Records that describe figures
++++++++

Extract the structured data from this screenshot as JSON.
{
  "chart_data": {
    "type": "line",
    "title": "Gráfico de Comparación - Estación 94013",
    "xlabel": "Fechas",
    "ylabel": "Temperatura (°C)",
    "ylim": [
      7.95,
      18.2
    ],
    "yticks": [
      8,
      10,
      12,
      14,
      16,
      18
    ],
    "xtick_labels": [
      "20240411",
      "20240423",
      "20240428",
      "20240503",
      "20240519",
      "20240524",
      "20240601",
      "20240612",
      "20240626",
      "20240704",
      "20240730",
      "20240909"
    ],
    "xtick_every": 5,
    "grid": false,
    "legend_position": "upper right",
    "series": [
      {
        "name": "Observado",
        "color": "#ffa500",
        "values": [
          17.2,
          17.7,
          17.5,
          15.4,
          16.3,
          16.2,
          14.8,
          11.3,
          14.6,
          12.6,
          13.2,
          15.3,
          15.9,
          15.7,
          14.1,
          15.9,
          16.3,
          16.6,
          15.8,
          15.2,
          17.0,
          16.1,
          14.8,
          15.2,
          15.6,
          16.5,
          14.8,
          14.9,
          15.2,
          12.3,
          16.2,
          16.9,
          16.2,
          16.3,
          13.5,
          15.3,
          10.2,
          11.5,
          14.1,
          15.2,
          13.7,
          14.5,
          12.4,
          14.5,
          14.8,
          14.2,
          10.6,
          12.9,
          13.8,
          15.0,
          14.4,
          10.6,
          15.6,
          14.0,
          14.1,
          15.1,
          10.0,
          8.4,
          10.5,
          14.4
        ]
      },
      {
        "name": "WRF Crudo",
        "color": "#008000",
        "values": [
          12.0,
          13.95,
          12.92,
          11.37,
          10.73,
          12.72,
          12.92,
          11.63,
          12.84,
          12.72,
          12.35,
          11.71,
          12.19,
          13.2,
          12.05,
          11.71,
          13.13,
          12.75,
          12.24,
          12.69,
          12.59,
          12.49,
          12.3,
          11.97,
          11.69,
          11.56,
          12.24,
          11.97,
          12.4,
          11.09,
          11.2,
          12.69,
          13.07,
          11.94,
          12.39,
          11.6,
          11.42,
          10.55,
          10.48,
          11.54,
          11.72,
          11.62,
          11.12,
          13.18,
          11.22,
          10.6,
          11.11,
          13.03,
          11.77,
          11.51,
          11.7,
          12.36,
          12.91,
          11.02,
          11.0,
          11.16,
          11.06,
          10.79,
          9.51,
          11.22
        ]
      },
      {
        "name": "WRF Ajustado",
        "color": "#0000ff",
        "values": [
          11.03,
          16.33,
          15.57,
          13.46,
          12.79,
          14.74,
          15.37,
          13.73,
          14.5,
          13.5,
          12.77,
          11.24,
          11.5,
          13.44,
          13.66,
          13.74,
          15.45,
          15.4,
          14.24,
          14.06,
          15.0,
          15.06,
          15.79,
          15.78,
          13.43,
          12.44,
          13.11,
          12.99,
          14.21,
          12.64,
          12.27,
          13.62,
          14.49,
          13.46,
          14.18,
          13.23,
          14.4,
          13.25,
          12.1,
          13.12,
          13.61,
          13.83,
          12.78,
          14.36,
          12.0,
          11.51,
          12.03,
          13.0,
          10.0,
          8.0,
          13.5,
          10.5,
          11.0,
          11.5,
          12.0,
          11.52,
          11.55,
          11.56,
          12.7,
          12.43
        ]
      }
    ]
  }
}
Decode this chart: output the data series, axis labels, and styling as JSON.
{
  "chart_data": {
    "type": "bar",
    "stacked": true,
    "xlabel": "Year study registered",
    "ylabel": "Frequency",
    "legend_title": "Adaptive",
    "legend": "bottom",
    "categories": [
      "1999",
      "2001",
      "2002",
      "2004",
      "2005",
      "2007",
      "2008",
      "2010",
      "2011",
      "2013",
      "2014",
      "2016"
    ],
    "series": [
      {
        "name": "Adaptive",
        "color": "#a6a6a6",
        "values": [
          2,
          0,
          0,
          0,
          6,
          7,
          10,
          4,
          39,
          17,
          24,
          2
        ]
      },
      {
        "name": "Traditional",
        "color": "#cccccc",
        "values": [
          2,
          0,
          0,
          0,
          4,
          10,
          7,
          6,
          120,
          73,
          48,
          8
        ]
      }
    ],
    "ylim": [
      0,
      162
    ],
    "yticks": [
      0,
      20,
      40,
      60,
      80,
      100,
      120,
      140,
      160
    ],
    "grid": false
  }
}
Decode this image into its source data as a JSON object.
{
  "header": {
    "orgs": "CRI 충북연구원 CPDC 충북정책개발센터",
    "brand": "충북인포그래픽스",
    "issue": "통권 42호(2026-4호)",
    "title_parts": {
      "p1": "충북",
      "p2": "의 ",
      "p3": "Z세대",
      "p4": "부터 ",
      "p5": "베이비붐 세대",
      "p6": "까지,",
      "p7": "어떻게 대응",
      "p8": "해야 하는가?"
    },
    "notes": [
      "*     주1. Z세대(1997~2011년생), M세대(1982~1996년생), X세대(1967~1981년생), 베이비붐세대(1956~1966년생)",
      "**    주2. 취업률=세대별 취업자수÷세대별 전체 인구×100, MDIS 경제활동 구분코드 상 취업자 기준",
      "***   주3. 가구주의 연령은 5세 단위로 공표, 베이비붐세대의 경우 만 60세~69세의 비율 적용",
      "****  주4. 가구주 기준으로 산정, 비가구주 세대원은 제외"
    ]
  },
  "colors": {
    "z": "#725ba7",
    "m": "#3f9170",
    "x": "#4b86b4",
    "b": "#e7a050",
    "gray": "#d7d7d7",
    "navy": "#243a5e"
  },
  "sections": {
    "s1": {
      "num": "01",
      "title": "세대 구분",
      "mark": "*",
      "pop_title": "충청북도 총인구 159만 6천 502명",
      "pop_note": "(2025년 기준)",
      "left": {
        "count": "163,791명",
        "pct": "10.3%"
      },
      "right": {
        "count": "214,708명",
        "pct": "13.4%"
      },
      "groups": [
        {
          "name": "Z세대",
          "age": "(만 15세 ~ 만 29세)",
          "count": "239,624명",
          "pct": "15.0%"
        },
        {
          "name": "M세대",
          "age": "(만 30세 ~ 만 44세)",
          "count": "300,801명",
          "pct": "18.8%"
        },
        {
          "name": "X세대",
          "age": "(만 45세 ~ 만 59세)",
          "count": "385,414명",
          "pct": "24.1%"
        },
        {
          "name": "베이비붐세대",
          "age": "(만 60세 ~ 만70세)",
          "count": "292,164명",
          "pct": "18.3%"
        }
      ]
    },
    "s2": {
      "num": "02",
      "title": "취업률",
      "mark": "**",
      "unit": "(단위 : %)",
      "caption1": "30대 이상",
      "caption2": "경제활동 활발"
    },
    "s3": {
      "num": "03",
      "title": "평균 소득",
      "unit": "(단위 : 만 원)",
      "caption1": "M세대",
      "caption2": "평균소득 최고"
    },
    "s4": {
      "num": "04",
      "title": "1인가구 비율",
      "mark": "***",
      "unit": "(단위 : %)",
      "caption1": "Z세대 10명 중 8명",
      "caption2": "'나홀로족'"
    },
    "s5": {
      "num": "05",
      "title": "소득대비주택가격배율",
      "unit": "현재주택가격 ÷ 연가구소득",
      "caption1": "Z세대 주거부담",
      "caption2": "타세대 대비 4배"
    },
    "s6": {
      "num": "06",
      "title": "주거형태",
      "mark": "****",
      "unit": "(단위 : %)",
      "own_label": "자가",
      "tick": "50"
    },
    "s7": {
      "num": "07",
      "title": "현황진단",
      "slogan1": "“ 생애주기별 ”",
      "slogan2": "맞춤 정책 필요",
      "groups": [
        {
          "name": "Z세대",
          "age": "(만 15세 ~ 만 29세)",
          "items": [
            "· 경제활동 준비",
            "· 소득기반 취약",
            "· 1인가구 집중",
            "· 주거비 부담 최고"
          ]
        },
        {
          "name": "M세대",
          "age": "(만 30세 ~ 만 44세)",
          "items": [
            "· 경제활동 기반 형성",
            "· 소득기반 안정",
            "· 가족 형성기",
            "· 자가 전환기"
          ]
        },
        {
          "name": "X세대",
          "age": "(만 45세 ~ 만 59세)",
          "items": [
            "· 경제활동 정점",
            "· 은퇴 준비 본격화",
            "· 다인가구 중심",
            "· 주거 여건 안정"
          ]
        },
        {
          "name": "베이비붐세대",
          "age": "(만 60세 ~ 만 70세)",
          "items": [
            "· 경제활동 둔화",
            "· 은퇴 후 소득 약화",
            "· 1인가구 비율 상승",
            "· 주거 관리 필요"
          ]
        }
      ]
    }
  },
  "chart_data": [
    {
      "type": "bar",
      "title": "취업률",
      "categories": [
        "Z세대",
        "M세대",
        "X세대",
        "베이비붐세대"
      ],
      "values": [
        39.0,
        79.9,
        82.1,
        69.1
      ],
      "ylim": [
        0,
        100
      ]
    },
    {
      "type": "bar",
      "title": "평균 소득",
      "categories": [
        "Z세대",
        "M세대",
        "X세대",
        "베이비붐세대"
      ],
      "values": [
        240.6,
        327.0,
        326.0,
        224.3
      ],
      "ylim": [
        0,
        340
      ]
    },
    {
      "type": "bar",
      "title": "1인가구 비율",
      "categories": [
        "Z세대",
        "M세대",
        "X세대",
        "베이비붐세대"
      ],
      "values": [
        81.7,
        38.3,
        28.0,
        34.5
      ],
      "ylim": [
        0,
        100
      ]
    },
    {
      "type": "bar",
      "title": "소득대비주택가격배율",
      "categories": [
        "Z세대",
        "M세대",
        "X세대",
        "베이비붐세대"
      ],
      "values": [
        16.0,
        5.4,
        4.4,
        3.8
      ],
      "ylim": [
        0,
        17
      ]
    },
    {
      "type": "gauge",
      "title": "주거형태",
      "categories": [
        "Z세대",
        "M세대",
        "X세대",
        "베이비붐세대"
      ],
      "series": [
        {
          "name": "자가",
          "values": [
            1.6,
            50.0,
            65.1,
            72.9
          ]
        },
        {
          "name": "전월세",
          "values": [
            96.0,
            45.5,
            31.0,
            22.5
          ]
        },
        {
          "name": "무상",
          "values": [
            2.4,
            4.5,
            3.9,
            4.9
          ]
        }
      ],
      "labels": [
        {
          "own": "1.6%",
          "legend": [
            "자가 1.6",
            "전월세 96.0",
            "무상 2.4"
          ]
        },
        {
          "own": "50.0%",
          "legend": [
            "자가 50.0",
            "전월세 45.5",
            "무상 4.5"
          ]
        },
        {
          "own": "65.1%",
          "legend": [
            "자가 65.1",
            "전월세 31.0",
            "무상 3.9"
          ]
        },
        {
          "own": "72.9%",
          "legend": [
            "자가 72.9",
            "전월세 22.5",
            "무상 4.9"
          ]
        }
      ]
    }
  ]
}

++++++++

### Set exercise
Find the word "JSON" in the records and pull out each line that has it.

### Result of the exercise
Extract the structured data from this screenshot as JSON.
Decode this chart: output the data series, axis labels, and styling as JSON.
Decode this image into its source data as a JSON object.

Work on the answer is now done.